> _Task objective_: Read the lines below and count those that have the word "Escuela". Respond with the number only.

> _Dataset entries_:
-*-

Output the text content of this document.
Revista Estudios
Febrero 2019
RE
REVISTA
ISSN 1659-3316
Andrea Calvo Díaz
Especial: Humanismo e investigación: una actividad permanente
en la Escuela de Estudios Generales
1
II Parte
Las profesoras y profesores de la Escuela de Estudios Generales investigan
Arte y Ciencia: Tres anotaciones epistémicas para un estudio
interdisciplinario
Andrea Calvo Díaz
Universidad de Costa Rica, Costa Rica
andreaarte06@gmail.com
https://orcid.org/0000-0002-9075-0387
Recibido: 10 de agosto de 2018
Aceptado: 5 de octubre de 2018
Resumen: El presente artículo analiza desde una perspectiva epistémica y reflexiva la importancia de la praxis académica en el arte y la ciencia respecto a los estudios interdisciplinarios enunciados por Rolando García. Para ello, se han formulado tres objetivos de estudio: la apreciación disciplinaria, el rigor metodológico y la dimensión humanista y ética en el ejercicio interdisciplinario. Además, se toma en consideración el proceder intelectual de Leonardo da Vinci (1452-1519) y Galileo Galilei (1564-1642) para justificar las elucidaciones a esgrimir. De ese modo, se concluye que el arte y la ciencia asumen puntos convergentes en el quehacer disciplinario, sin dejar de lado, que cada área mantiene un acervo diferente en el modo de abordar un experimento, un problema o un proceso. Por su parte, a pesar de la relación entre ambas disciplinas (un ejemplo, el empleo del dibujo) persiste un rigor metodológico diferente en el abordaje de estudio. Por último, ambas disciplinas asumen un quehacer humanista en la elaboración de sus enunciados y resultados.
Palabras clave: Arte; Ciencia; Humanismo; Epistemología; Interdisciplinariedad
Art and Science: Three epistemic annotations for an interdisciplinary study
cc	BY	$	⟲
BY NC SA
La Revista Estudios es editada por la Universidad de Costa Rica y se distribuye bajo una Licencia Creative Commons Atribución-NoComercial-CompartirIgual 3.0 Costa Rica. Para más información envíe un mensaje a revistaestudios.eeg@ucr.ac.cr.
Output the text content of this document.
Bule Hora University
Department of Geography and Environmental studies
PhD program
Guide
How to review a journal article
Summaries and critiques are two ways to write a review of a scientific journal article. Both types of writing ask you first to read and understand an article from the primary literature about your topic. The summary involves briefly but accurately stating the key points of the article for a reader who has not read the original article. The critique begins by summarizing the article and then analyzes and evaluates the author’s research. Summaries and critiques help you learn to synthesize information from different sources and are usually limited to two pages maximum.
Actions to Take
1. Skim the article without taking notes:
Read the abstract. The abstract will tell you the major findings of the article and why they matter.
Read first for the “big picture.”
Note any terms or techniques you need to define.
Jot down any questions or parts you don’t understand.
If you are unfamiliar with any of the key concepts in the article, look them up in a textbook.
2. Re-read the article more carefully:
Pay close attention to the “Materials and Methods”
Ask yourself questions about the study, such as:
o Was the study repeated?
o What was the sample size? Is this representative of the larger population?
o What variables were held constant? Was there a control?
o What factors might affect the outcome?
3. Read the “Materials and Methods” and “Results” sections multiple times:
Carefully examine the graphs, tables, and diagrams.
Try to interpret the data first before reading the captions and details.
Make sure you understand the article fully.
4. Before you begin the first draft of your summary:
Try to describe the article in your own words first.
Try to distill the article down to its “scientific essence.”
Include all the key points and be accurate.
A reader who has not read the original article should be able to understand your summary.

-*-

> _Answer in full_: 2